● Exercise directions
Set down each line of the material that follows, exactly, with no pictures.

Dataset listings of figures
__________

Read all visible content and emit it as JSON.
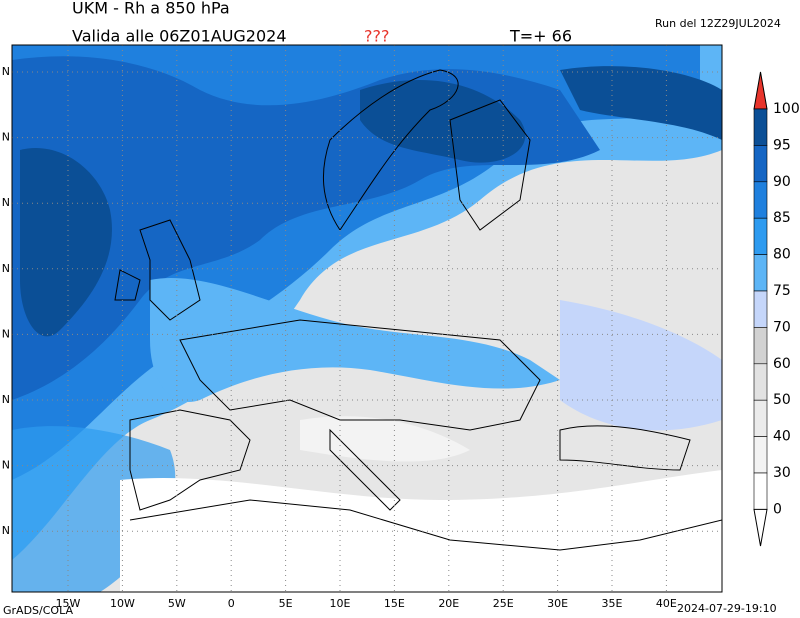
{
  "header": {
    "title": "UKM - Rh a 850 hPa",
    "valid": "Valida alle 06Z01AUG2024",
    "flag": "???",
    "step": "T=+ 66",
    "run": "Run del 12Z29JUL2024"
  },
  "map": {
    "lon_labels": [
      "15W",
      "10W",
      "5W",
      "0",
      "5E",
      "10E",
      "15E",
      "20E",
      "25E",
      "30E",
      "35E",
      "40E"
    ],
    "lat_labels": [
      "N",
      "N",
      "N",
      "N",
      "N",
      "N",
      "N",
      "N"
    ]
  },
  "colorbar": {
    "levels": [
      100,
      95,
      90,
      85,
      80,
      75,
      70,
      60,
      50,
      40,
      30,
      0
    ],
    "colors": [
      "#0b4f96",
      "#1566c4",
      "#1f80de",
      "#2e9bf0",
      "#5db5f6",
      "#c5d6fa",
      "#d2d2d2",
      "#e2e2e2",
      "#ebebeb",
      "#f3f3f3",
      "#ffffff"
    ],
    "over_color": "#e8352c",
    "under_color": "#ffffff"
  },
  "footer": {
    "left": "GrADS/COLA",
    "right": "2024-07-29-19:10"
  }
}
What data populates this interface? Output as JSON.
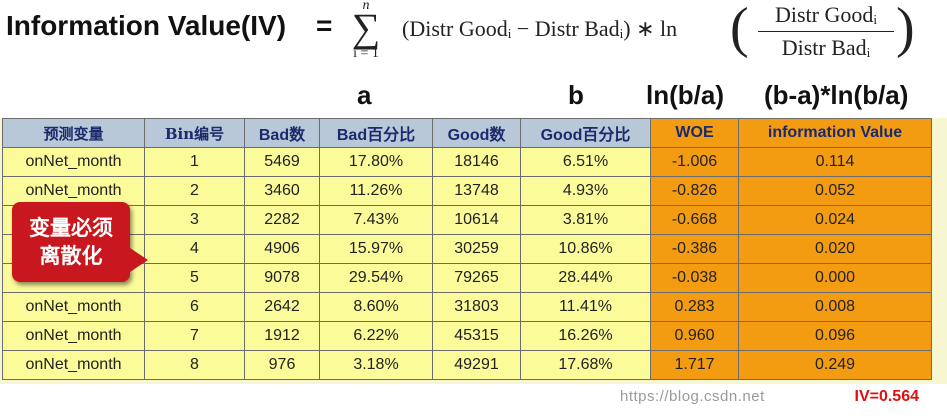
{
  "title": "Information Value(IV)",
  "equals": "=",
  "formula": {
    "sum_upper": "n",
    "sum_symbol": "∑",
    "sum_lower": "i = 1",
    "term": "(Distr Goodᵢ − Distr Badᵢ) ∗ ln",
    "frac_numerator": "Distr Goodᵢ",
    "frac_denominator": "Distr Badᵢ",
    "lparen": "(",
    "rparen": ")"
  },
  "column_annotations": {
    "a": "a",
    "b": "b",
    "ln": "ln(b/a)",
    "b_minus_a_ln": "(b-a)*ln(b/a)"
  },
  "table": {
    "headers": [
      "预测变量",
      "Bin编号",
      "Bad数",
      "Bad百分比",
      "Good数",
      "Good百分比",
      "WOE",
      "information Value"
    ],
    "rows": [
      [
        "onNet_month",
        "1",
        "5469",
        "17.80%",
        "18146",
        "6.51%",
        "-1.006",
        "0.114"
      ],
      [
        "onNet_month",
        "2",
        "3460",
        "11.26%",
        "13748",
        "4.93%",
        "-0.826",
        "0.052"
      ],
      [
        "",
        "3",
        "2282",
        "7.43%",
        "10614",
        "3.81%",
        "-0.668",
        "0.024"
      ],
      [
        "",
        "4",
        "4906",
        "15.97%",
        "30259",
        "10.86%",
        "-0.386",
        "0.020"
      ],
      [
        "",
        "5",
        "9078",
        "29.54%",
        "79265",
        "28.44%",
        "-0.038",
        "0.000"
      ],
      [
        "onNet_month",
        "6",
        "2642",
        "8.60%",
        "31803",
        "11.41%",
        "0.283",
        "0.008"
      ],
      [
        "onNet_month",
        "7",
        "1912",
        "6.22%",
        "45315",
        "16.26%",
        "0.960",
        "0.096"
      ],
      [
        "onNet_month",
        "8",
        "976",
        "3.18%",
        "49291",
        "17.68%",
        "1.717",
        "0.249"
      ]
    ]
  },
  "callout": {
    "line1": "变量必须",
    "line2": "离散化"
  },
  "iv_total": "IV=0.564",
  "watermark": "https://blog.csdn.net",
  "colors": {
    "header_bg": "#b9c8d8",
    "header_text": "#1b2a6b",
    "cell_bg": "#fbfb9a",
    "highlight_bg": "#f39c12",
    "callout_bg": "#c8171e",
    "iv_text": "#e01010"
  }
}
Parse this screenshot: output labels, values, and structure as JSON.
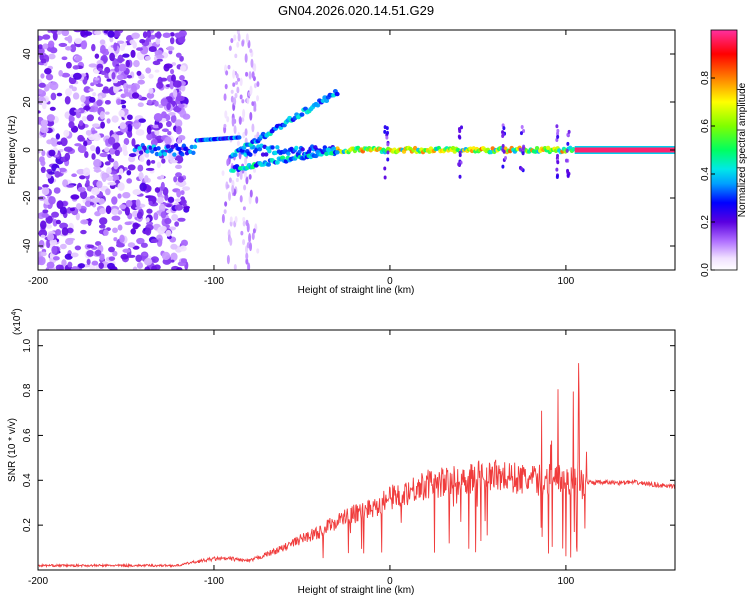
{
  "title": "GN04.2026.020.14.51.G29",
  "chart_data": [
    {
      "type": "heatmap",
      "title": "GN04.2026.020.14.51.G29",
      "xlabel": "Height of straight line (km)",
      "ylabel": "Frequency (Hz)",
      "xlim": [
        -200,
        162
      ],
      "ylim": [
        -50,
        50
      ],
      "x_ticks": [
        -200,
        -100,
        0,
        100
      ],
      "y_ticks": [
        -40,
        -20,
        0,
        20,
        40
      ],
      "colorbar": {
        "label": "Normalized spectral amplitude",
        "range": [
          0,
          1
        ],
        "ticks": [
          0.0,
          0.2,
          0.4,
          0.6,
          0.8
        ],
        "tick_labels": [
          "0.0",
          "0.2",
          "0.4",
          "0.6",
          "0.8"
        ]
      },
      "features": {
        "noise_region_x": [
          -200,
          -115
        ],
        "second_noise_region_x": [
          -95,
          -75
        ],
        "steady_tone_x": [
          105,
          162
        ],
        "steady_tone_freq": 0
      }
    },
    {
      "type": "line",
      "xlabel": "Height of straight line (km)",
      "ylabel": "SNR (10 * v/v)",
      "y_scale_label": "(x10",
      "y_scale_exp": "4",
      "xlim": [
        -200,
        162
      ],
      "ylim": [
        0,
        1.07
      ],
      "x_ticks": [
        -200,
        -100,
        0,
        100
      ],
      "y_ticks": [
        0.2,
        0.4,
        0.6,
        0.8,
        1.0
      ],
      "y_tick_labels": [
        "0.2",
        "0.4",
        "0.6",
        "0.8",
        "1.0"
      ],
      "color": "#f03c3c",
      "envelope": {
        "x": [
          -200,
          -120,
          -115,
          -100,
          -90,
          -80,
          -70,
          -60,
          -50,
          -40,
          -30,
          -20,
          -10,
          0,
          10,
          20,
          30,
          40,
          50,
          60,
          70,
          80,
          90,
          100,
          105,
          110,
          112,
          120,
          140,
          162
        ],
        "y": [
          0.02,
          0.02,
          0.03,
          0.05,
          0.05,
          0.04,
          0.07,
          0.1,
          0.14,
          0.17,
          0.22,
          0.25,
          0.28,
          0.32,
          0.35,
          0.38,
          0.39,
          0.4,
          0.42,
          0.42,
          0.41,
          0.4,
          0.4,
          0.4,
          0.4,
          0.38,
          0.39,
          0.39,
          0.39,
          0.37
        ]
      }
    }
  ]
}
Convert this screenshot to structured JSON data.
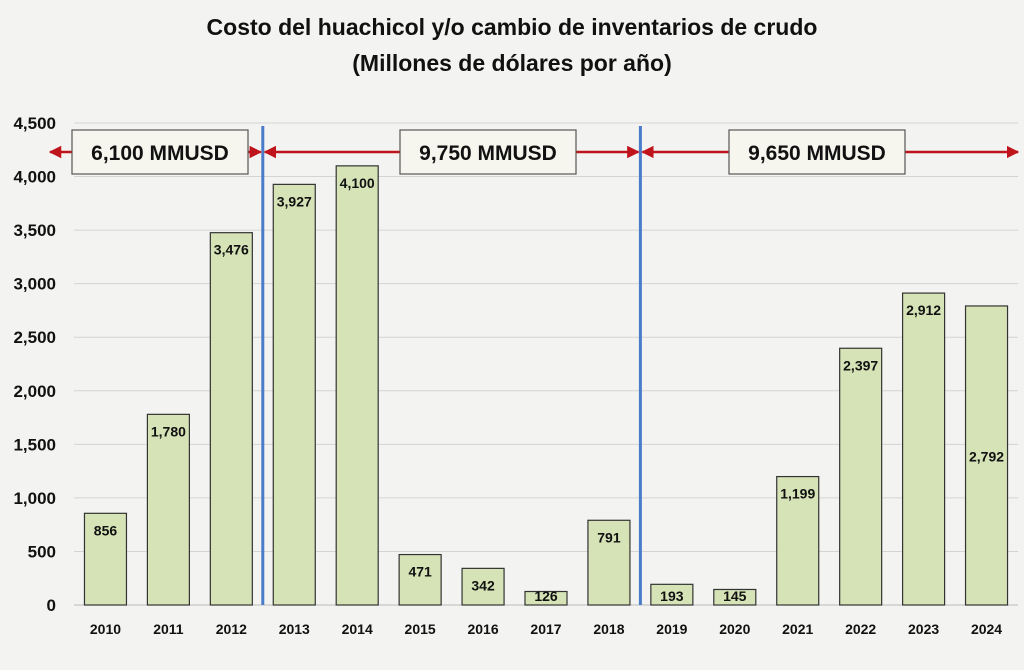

__________

● Finished exercise
Read all visible content and emit it as JSON.
{
  "header": {
    "title": "UKM - Rh a 850 hPa",
    "valid": "Valida alle 06Z01AUG2024",
    "flag": "???",
    "step": "T=+ 66",
    "run": "Run del 12Z29JUL2024"
  },
  "map": {
    "lon_labels": [
      "15W",
      "10W",
      "5W",
      "0",
      "5E",
      "10E",
      "15E",
      "20E",
      "25E",
      "30E",
      "35E",
      "40E"
    ],
    "lat_labels": [
      "N",
      "N",
      "N",
      "N",
      "N",
      "N",
      "N",
      "N"
    ]
  },
  "colorbar": {
    "levels": [
      100,
      95,
      90,
      85,
      80,
      75,
      70,
      60,
      50,
      40,
      30,
      0
    ],
    "colors": [
      "#0b4f96",
      "#1566c4",
      "#1f80de",
      "#2e9bf0",
      "#5db5f6",
      "#c5d6fa",
      "#d2d2d2",
      "#e2e2e2",
      "#ebebeb",
      "#f3f3f3",
      "#ffffff"
    ],
    "over_color": "#e8352c",
    "under_color": "#ffffff"
  },
  "footer": {
    "left": "GrADS/COLA",
    "right": "2024-07-29-19:10"
  }
}
What data populates this interface? Output as JSON.
{
  "title": "Information Value(IV)",
  "equals": "=",
  "formula": {
    "sum_upper": "n",
    "sum_symbol": "∑",
    "sum_lower": "i = 1",
    "term": "(Distr Goodᵢ − Distr Badᵢ) ∗ ln",
    "frac_numerator": "Distr Goodᵢ",
    "frac_denominator": "Distr Badᵢ",
    "lparen": "(",
    "rparen": ")"
  },
  "column_annotations": {
    "a": "a",
    "b": "b",
    "ln": "ln(b/a)",
    "b_minus_a_ln": "(b-a)*ln(b/a)"
  },
  "table": {
    "headers": [
      "预测变量",
      "Bin编号",
      "Bad数",
      "Bad百分比",
      "Good数",
      "Good百分比",
      "WOE",
      "information Value"
    ],
    "rows": [
      [
        "onNet_month",
        "1",
        "5469",
        "17.80%",
        "18146",
        "6.51%",
        "-1.006",
        "0.114"
      ],
      [
        "onNet_month",
        "2",
        "3460",
        "11.26%",
        "13748",
        "4.93%",
        "-0.826",
        "0.052"
      ],
      [
        "",
        "3",
        "2282",
        "7.43%",
        "10614",
        "3.81%",
        "-0.668",
        "0.024"
      ],
      [
        "",
        "4",
        "4906",
        "15.97%",
        "30259",
        "10.86%",
        "-0.386",
        "0.020"
      ],
      [
        "",
        "5",
        "9078",
        "29.54%",
        "79265",
        "28.44%",
        "-0.038",
        "0.000"
      ],
      [
        "onNet_month",
        "6",
        "2642",
        "8.60%",
        "31803",
        "11.41%",
        "0.283",
        "0.008"
      ],
      [
        "onNet_month",
        "7",
        "1912",
        "6.22%",
        "45315",
        "16.26%",
        "0.960",
        "0.096"
      ],
      [
        "onNet_month",
        "8",
        "976",
        "3.18%",
        "49291",
        "17.68%",
        "1.717",
        "0.249"
      ]
    ]
  },
  "callout": {
    "line1": "变量必须",
    "line2": "离散化"
  },
  "iv_total": "IV=0.564",
  "watermark": "https://blog.csdn.net",
  "colors": {
    "header_bg": "#b9c8d8",
    "header_text": "#1b2a6b",
    "cell_bg": "#fbfb9a",
    "highlight_bg": "#f39c12",
    "callout_bg": "#c8171e",
    "iv_text": "#e01010"
  }
}
Parse this screenshot: output labels, values, and structure as JSON.
{
  "title": "GN04.2026.020.14.51.G29",
  "chart_data": [
    {
      "type": "heatmap",
      "title": "GN04.2026.020.14.51.G29",
      "xlabel": "Height of straight line (km)",
      "ylabel": "Frequency (Hz)",
      "xlim": [
        -200,
        162
      ],
      "ylim": [
        -50,
        50
      ],
      "x_ticks": [
        -200,
        -100,
        0,
        100
      ],
      "y_ticks": [
        -40,
        -20,
        0,
        20,
        40
      ],
      "colorbar": {
        "label": "Normalized spectral amplitude",
        "range": [
          0,
          1
        ],
        "ticks": [
          0.0,
          0.2,
          0.4,
          0.6,
          0.8
        ],
        "tick_labels": [
          "0.0",
          "0.2",
          "0.4",
          "0.6",
          "0.8"
        ]
      },
      "features": {
        "noise_region_x": [
          -200,
          -115
        ],
        "second_noise_region_x": [
          -95,
          -75
        ],
        "steady_tone_x": [
          105,
          162
        ],
        "steady_tone_freq": 0
      }
    },
    {
      "type": "line",
      "xlabel": "Height of straight line (km)",
      "ylabel": "SNR (10 * v/v)",
      "y_scale_label": "(x10",
      "y_scale_exp": "4",
      "xlim": [
        -200,
        162
      ],
      "ylim": [
        0,
        1.07
      ],
      "x_ticks": [
        -200,
        -100,
        0,
        100
      ],
      "y_ticks": [
        0.2,
        0.4,
        0.6,
        0.8,
        1.0
      ],
      "y_tick_labels": [
        "0.2",
        "0.4",
        "0.6",
        "0.8",
        "1.0"
      ],
      "color": "#f03c3c",
      "envelope": {
        "x": [
          -200,
          -120,
          -115,
          -100,
          -90,
          -80,
          -70,
          -60,
          -50,
          -40,
          -30,
          -20,
          -10,
          0,
          10,
          20,
          30,
          40,
          50,
          60,
          70,
          80,
          90,
          100,
          105,
          110,
          112,
          120,
          140,
          162
        ],
        "y": [
          0.02,
          0.02,
          0.03,
          0.05,
          0.05,
          0.04,
          0.07,
          0.1,
          0.14,
          0.17,
          0.22,
          0.25,
          0.28,
          0.32,
          0.35,
          0.38,
          0.39,
          0.4,
          0.42,
          0.42,
          0.41,
          0.4,
          0.4,
          0.4,
          0.4,
          0.38,
          0.39,
          0.39,
          0.39,
          0.37
        ]
      }
    }
  ]
}
Convert this screenshot to structured JSON data.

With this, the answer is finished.